● **Exercise goal**:
In the listing below, locate the lines bearing the word "document". Copy every one of them.

___ Records for the exercise

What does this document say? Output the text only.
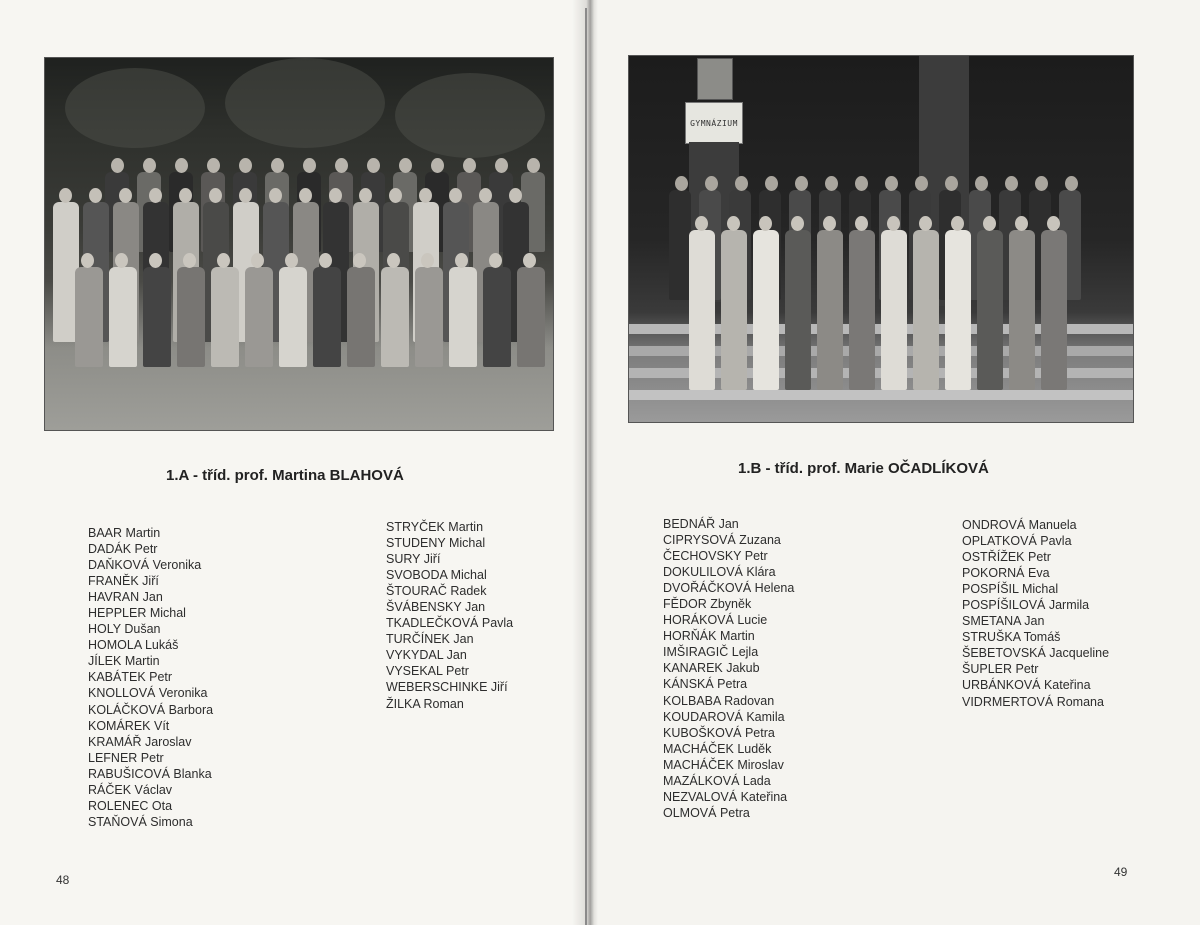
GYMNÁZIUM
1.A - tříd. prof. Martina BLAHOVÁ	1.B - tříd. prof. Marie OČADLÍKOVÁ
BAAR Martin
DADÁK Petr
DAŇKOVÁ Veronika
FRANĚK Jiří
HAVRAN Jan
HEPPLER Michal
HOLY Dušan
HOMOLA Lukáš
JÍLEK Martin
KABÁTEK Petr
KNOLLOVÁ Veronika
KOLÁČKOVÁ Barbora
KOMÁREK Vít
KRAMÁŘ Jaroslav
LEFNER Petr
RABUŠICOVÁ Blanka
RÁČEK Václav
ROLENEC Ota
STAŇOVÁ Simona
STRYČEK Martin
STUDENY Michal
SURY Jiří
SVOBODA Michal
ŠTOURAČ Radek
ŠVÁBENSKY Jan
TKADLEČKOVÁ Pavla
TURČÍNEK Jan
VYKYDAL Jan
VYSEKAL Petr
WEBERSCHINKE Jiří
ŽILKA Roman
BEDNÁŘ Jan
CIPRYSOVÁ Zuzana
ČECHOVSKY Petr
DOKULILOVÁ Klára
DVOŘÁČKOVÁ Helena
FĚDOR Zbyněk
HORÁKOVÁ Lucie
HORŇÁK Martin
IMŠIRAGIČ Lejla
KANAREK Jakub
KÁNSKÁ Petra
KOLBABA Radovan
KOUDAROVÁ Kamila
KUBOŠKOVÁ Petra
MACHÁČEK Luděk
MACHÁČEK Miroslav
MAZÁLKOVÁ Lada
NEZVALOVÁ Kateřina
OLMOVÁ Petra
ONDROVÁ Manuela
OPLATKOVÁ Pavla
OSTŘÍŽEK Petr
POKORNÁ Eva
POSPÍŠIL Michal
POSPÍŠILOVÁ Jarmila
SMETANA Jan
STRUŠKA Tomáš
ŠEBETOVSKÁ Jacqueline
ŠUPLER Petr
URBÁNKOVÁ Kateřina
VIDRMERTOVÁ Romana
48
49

______
___ Records for the exercise

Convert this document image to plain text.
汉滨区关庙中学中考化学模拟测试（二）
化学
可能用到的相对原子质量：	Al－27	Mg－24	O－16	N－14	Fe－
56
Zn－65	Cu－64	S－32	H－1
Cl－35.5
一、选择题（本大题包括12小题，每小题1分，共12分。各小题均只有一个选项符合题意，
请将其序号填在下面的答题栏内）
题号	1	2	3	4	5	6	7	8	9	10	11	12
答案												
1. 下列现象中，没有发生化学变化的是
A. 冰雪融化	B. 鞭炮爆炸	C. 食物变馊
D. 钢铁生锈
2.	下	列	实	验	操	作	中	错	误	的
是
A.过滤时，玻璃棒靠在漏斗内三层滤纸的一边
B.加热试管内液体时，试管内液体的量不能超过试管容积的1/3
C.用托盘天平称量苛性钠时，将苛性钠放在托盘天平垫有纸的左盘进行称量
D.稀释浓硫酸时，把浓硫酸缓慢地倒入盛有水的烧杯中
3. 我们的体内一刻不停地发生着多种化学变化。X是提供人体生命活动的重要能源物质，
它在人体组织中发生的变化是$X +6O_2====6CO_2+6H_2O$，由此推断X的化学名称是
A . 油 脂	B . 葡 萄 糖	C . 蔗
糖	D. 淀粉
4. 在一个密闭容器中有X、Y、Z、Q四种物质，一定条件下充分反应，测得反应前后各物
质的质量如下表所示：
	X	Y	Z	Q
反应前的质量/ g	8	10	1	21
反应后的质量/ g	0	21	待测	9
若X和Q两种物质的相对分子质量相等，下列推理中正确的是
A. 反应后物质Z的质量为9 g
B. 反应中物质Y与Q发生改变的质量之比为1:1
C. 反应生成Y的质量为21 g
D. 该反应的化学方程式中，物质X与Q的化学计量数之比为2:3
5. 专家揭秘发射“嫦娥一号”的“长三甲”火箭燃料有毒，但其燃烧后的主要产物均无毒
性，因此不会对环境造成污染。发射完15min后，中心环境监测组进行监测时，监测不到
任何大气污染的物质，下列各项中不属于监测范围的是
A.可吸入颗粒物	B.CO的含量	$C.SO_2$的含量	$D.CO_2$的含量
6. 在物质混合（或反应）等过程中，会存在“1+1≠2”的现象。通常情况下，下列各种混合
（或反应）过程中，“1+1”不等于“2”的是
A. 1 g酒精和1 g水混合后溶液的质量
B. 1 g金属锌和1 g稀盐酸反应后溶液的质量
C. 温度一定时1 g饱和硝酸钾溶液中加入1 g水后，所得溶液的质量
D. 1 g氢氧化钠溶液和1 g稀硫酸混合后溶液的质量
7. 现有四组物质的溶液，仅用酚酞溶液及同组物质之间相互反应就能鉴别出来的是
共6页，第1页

______

● **Exercise result**:
What does this document say? Output the text only.
Convert this document image to plain text.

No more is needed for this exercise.